Friday, January 06, 2012

Weekly Quotes 2012-1

Due to the length of this "Weekly Quotes" post, I'm going to forego my interjecting any thoughts. As usual, if you read a quote and want to know why I wrote it down, feel free to ask.  And hopefully by then, I won't have forgotten why.

And apparently either blogger or amazon has changed something which explains why none of the title links work but you can click on the book cover, if you're so inclined.  I could change the title links so that they work but, to be honest, I've spent over an hour on this post already and I really need to go do something else for a while.


Simple Abundance

It’s easier to recover from physical abuse than self-inflicted psychic brutality.  (October 21)

Most of our problems in handling money stem from unexamined patterns rather than from uncontrollable urges.  (October 26)


It used to be that goddesses performed miracles.  Now they write books telling us how to perform our own.  (November 4)


When admiration leads to adoration, we unconsciously create graven images that diminish rather than enrich our lives.  We deny our own authenticity.  (November 5)


Being poor in self-confidence and creative energy keeps us in lack much more than a lean purse.  (November 5)


[S]tart letting everyone else be good enough just as they are.  (October 7)

Love is an emotion, but a relationship is an undertaking.  (October 30)

In expressing our anger, we reveal our hopes; in speaking our anger, we reveal the inestimable value we place on our own souls.  (November 3)

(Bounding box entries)
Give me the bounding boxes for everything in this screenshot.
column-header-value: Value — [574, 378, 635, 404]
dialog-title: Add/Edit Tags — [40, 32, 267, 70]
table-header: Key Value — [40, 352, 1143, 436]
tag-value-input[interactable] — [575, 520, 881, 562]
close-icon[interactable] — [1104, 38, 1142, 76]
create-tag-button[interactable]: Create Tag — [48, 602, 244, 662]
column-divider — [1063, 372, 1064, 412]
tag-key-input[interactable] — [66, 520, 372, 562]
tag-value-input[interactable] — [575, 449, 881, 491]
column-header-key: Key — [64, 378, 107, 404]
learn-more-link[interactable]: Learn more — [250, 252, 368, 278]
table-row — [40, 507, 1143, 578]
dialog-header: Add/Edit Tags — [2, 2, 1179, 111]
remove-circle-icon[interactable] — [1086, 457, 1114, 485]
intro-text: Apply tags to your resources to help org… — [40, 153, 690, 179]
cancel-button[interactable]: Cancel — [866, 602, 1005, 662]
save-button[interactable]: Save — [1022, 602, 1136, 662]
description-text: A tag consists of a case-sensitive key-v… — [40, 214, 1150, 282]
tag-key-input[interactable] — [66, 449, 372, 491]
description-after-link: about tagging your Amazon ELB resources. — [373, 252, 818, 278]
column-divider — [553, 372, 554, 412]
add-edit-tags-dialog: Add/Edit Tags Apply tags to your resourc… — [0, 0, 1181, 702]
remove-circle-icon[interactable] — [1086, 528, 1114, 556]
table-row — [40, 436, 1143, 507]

Work instructions:
a) Answer these questions about the weekly quotes post:
(i) Why does the writer skip adding personal thoughts this time?
(ii) What can readers click, since the title links don't work?
(iii) In the October 30 quote, what is a relationship called?
b) Resume the weekly quotes post after its last quote, adding a few more in the same style and layout.

Responses by task:
a)
(i) Because of the length of the post.
(ii) The book cover.
(iii) An undertaking.

b)
Only very gifted or very loving parents allow their children to teach them.  (November 19)

How have you cut off your own impulses to give?  What compliments have you kept to yourself?  What offerings, material or spiritual, have you been a little too shy to share?  What do you have to give that you’ve been holding back?  (November 27)


What can you do, now and always, to encourage the blossoming of your children?  (December 30)


When in doubt, go to the library.  (255)

It is our choices . . . that show what we truly are, far more than our abilities. (333)


By focusing our energy in a positive way, we are far more likely to generate good experiences.  (42)

How can I really feel good in this moment?  What thoughts can I think right now that will make me feel better?  (45)

When something good happens in your life, you want to go to the mirror and say, ‘Thank you. That’s terrific!  Thank you for doing this,’ . . . .  Or if something awful happens to you, you want to go to the mirror and say, ‘It’s okay, I love you.  This thing will pass, but I love you and that’s forever.’  (78)

If we can make a habit of putting ourselves down, we can make a habit of building ourselves back up too!  (124)

Our thinking either makes us feel good or it makes us feel bad.  (118)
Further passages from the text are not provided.